╔══

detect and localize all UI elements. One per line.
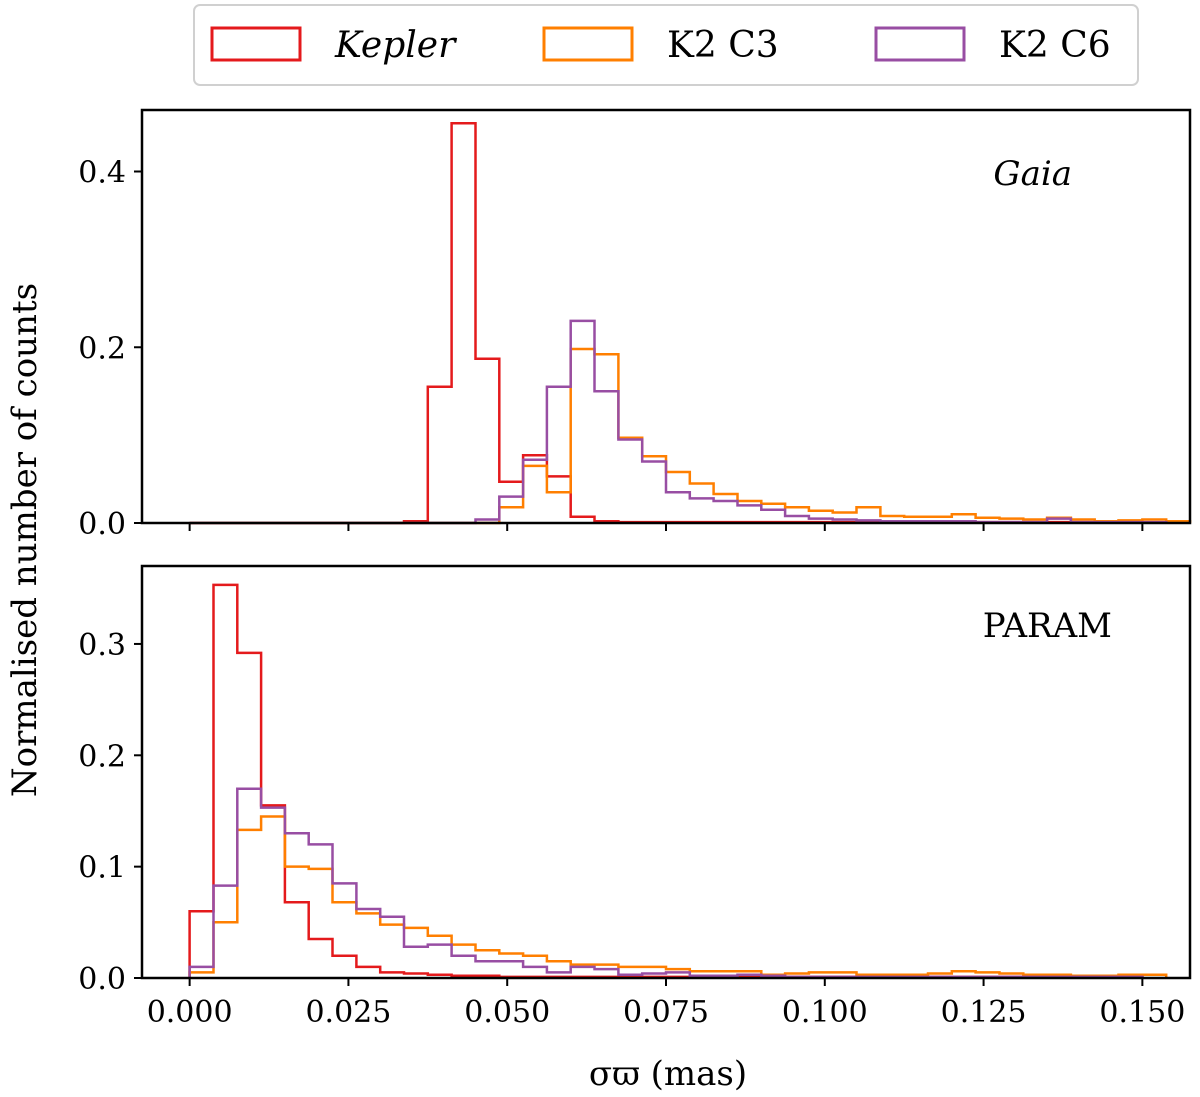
x-tick-label: 0.025 — [305, 995, 391, 1030]
legend-swatch-kepler — [210, 26, 302, 62]
legend-swatch-k2c3 — [542, 26, 634, 62]
y-tick-label: 0.0 — [78, 962, 126, 997]
panel-param: 0.000 0.025 0.050 0.075 0.100 0.125 0.150 0.0 0.… — [78, 564, 1192, 1030]
y-tick-label: 0.1 — [78, 851, 126, 886]
x-tick-label: 0.125 — [941, 995, 1027, 1030]
y-tick-label: 0.2 — [78, 331, 126, 366]
series-k2-c3-histogram — [188, 815, 1168, 978]
y-tick-label: 0.3 — [78, 628, 126, 663]
x-tick-label: 0.000 — [147, 995, 233, 1030]
x-tick-label: 0.150 — [1099, 995, 1185, 1030]
panel-label: Gaia — [993, 154, 1072, 194]
x-tick-label: 0.075 — [623, 995, 709, 1030]
legend: Kepler K2 C3 K2 C6 — [193, 4, 1139, 86]
series-k2-c6-histogram — [189, 319, 1168, 525]
legend-swatch-k2c6 — [874, 26, 966, 62]
legend-label-k2c3: K2 C3 — [667, 25, 779, 66]
legend-label-k2c6: K2 C6 — [999, 25, 1111, 66]
panel-label: PARAM — [983, 606, 1112, 646]
y-tick-label: 0.2 — [78, 739, 126, 774]
x-axis-label: σϖ (mas) — [589, 1054, 747, 1094]
panel-gaia: 0.0 0.2 0.4 Gaia — [78, 108, 1192, 542]
x-tick-label: 0.100 — [782, 995, 868, 1030]
y-tick-label: 0.4 — [78, 156, 126, 191]
legend-label-kepler: Kepler — [334, 25, 457, 66]
legend-frame — [193, 4, 1139, 86]
y-tick-label: 0.0 — [78, 507, 126, 542]
y-axis-label: Normalised number of counts — [5, 283, 45, 797]
x-tick-label: 0.050 — [464, 995, 550, 1030]
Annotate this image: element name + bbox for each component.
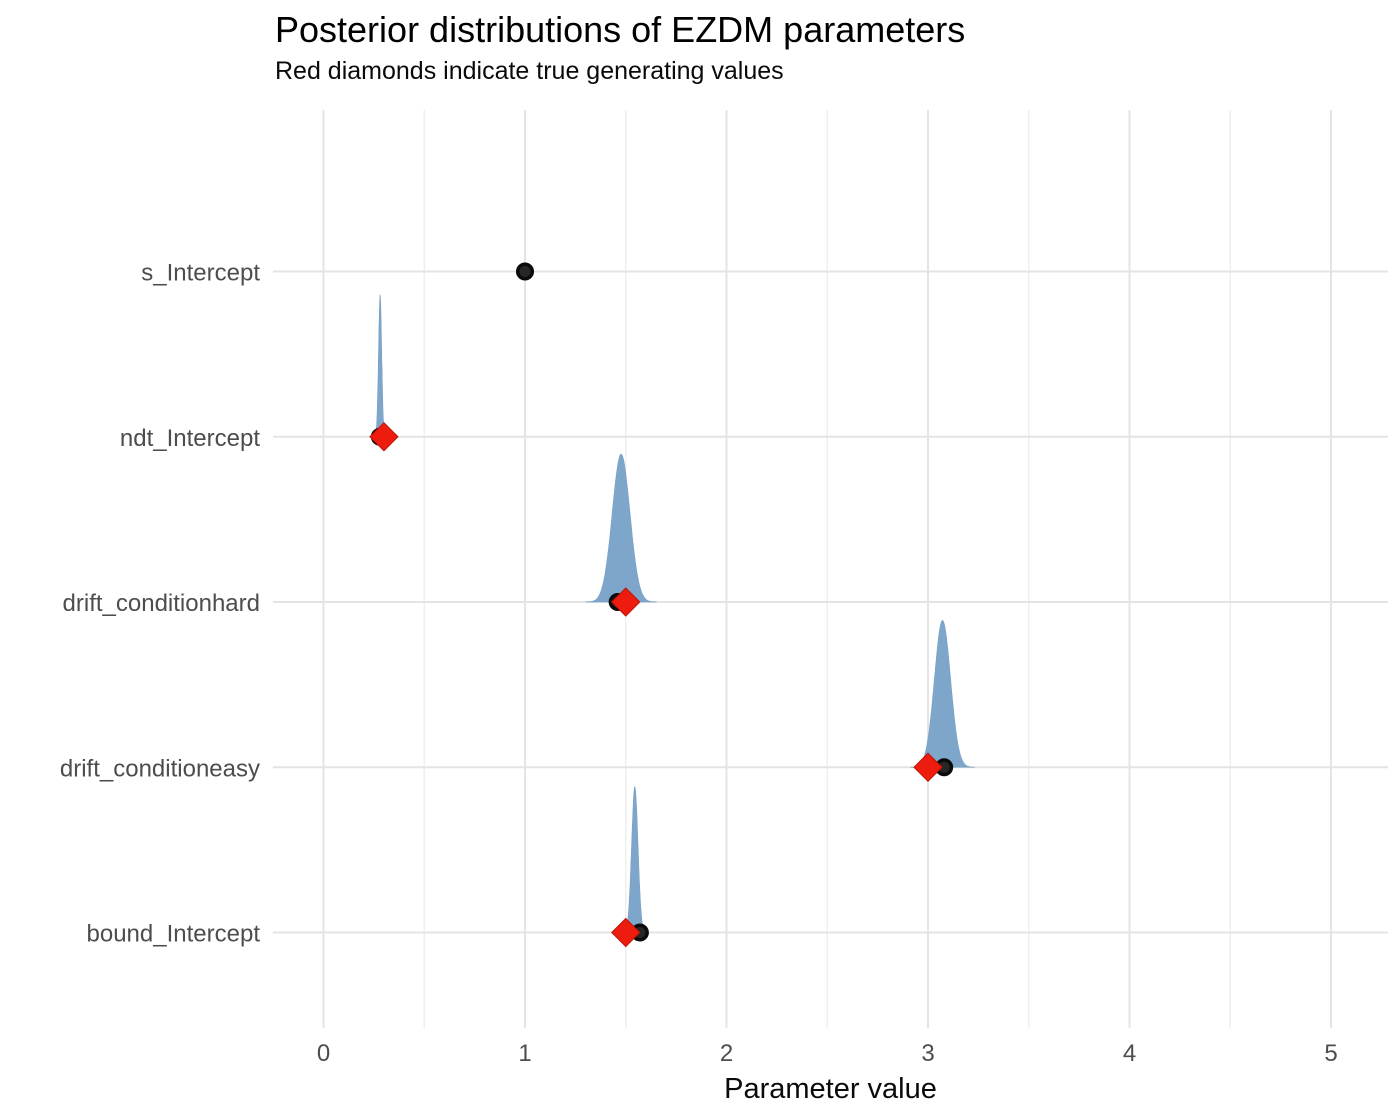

╚══

■ **Problem to work on**
Turn all the lines above into a numbered list, skipping any blank ones and leaving the pictures out.

■ **Solution**
1. detect and localize all UI elements. One per line.
2. x-tick-label: 0.025 — [305, 995, 391, 1030]
3. legend-swatch-kepler — [210, 26, 302, 62]
4. legend-swatch-k2c3 — [542, 26, 634, 62]
5. y-tick-label: 0.0 — [78, 962, 126, 997]
6. panel-param: 0.000 0.025 0.050 0.075 0.100 0.125 0.150 0.0 0.… — [78, 564, 1192, 1030]
7. y-tick-label: 0.1 — [78, 851, 126, 886]
8. x-tick-label: 0.125 — [941, 995, 1027, 1030]
9. y-tick-label: 0.2 — [78, 331, 126, 366]
10. series-k2-c3-histogram — [188, 815, 1168, 978]
11. y-tick-label: 0.3 — [78, 628, 126, 663]
12. x-tick-label: 0.000 — [147, 995, 233, 1030]
13. x-tick-label: 0.150 — [1099, 995, 1185, 1030]
14. panel-label: Gaia — [993, 154, 1072, 194]
15. x-tick-label: 0.075 — [623, 995, 709, 1030]
16. legend: Kepler K2 C3 K2 C6 — [193, 4, 1139, 86]
17. series-k2-c6-histogram — [189, 319, 1168, 525]
18. legend-swatch-k2c6 — [874, 26, 966, 62]
19. legend-label-k2c3: K2 C3 — [667, 25, 779, 66]
20. legend-label-k2c6: K2 C6 — [999, 25, 1111, 66]
21. panel-label: PARAM — [983, 606, 1112, 646]
22. y-tick-label: 0.2 — [78, 739, 126, 774]
23. x-axis-label: σϖ (mas) — [589, 1054, 747, 1094]
24. panel-gaia: 0.0 0.2 0.4 Gaia — [78, 108, 1192, 542]
25. x-tick-label: 0.100 — [782, 995, 868, 1030]
26. y-tick-label: 0.4 — [78, 156, 126, 191]
27. legend-label-kepler: Kepler — [334, 25, 457, 66]
28. legend-frame — [193, 4, 1139, 86]
29. y-tick-label: 0.0 — [78, 507, 126, 542]
30. y-axis-label: Normalised number of counts — [5, 283, 45, 797]
31. x-tick-label: 0.050 — [464, 995, 550, 1030]
32. Annotate this image: element name + bbox for each component.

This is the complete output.